- EXERCISE DIRECTIONS
Go through the data below. List every line that holds the word "青年基金".

- EXCERPTED RECORDS

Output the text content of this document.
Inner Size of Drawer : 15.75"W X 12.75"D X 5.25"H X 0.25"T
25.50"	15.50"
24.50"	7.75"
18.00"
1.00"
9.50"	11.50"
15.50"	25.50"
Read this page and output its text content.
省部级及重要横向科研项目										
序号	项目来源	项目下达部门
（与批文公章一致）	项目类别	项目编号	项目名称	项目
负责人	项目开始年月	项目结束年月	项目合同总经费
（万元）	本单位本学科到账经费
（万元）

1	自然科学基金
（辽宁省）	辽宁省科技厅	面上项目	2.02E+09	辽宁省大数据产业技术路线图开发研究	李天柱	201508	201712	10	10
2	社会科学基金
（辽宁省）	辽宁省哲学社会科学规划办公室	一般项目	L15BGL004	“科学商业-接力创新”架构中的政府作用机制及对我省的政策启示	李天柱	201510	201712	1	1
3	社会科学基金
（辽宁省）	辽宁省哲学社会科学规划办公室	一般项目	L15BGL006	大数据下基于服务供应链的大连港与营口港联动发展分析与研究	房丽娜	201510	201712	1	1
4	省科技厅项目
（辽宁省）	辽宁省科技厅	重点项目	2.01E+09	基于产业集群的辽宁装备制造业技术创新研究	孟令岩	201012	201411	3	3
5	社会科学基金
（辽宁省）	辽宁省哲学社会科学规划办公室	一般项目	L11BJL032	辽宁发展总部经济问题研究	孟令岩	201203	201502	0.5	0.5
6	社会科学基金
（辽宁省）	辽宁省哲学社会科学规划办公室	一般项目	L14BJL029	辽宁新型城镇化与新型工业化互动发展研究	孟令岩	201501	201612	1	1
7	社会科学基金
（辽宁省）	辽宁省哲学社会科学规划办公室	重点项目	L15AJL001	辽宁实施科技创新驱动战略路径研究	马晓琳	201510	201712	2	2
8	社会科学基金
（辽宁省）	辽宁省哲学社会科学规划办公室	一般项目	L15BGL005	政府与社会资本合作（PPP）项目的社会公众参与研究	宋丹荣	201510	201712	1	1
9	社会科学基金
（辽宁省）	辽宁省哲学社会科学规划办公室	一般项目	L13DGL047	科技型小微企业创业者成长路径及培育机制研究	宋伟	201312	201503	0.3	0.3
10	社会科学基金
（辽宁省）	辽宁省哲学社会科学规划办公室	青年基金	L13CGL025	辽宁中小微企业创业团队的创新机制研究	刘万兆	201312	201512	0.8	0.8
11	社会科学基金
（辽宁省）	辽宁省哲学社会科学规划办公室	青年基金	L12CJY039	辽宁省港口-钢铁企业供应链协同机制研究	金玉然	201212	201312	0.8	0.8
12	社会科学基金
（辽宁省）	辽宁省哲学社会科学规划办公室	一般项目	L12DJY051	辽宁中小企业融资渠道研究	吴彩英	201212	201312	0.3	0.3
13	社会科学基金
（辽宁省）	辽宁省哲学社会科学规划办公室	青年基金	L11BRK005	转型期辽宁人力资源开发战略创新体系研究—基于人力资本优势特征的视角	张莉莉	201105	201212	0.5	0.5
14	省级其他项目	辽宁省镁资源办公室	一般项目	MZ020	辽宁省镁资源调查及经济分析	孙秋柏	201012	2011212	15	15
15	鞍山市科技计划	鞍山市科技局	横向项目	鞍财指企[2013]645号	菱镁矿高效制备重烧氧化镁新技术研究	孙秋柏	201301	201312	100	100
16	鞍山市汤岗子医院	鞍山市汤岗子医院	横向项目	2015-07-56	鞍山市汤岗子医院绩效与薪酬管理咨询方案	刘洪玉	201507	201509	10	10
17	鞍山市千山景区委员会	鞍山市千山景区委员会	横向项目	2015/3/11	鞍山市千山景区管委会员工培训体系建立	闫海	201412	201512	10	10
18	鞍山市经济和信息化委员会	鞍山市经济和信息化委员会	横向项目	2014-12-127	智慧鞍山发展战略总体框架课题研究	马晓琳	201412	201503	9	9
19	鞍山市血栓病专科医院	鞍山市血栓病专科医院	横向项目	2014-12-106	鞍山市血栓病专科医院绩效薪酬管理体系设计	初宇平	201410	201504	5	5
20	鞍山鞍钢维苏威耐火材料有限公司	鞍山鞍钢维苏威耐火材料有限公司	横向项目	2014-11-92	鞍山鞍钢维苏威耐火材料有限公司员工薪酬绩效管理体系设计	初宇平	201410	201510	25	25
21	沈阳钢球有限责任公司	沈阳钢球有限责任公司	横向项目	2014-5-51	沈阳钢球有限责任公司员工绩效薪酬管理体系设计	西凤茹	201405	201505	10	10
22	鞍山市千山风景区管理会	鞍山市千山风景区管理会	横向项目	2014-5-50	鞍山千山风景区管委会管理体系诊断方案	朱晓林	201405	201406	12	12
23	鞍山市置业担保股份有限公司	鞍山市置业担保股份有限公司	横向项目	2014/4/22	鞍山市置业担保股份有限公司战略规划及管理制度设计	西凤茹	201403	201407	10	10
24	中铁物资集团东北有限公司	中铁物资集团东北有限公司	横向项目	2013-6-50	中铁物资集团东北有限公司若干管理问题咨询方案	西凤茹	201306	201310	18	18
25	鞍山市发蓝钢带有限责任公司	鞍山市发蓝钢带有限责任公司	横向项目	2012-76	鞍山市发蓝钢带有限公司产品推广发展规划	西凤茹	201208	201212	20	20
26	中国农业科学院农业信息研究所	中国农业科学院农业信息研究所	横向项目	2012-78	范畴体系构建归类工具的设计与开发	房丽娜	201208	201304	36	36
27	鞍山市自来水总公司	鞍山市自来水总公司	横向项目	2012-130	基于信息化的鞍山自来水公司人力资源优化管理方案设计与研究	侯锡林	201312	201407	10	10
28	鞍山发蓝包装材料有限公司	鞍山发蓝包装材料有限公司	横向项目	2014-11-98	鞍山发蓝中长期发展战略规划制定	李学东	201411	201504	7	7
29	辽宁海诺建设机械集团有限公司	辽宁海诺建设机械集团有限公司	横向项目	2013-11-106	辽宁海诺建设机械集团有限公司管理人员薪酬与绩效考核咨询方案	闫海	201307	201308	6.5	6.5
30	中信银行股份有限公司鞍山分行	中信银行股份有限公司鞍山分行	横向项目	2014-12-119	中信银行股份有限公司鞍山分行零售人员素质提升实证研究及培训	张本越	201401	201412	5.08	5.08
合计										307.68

- COMPLETED EXERCISE
（辽宁省）	辽宁省哲学社会科学规划办公室	青年基金	L13CGL025	辽宁中小微企业创业团队的创新机制研究	刘万兆	201312	201512	0.8	0.8
（辽宁省）	辽宁省哲学社会科学规划办公室	青年基金	L12CJY039	辽宁省港口-钢铁企业供应链协同机制研究	金玉然	201212	201312	0.8	0.8
（辽宁省）	辽宁省哲学社会科学规划办公室	青年基金	L11BRK005	转型期辽宁人力资源开发战略创新体系研究—基于人力资本优势特征的视角	张莉莉	201105	201212	0.5	0.5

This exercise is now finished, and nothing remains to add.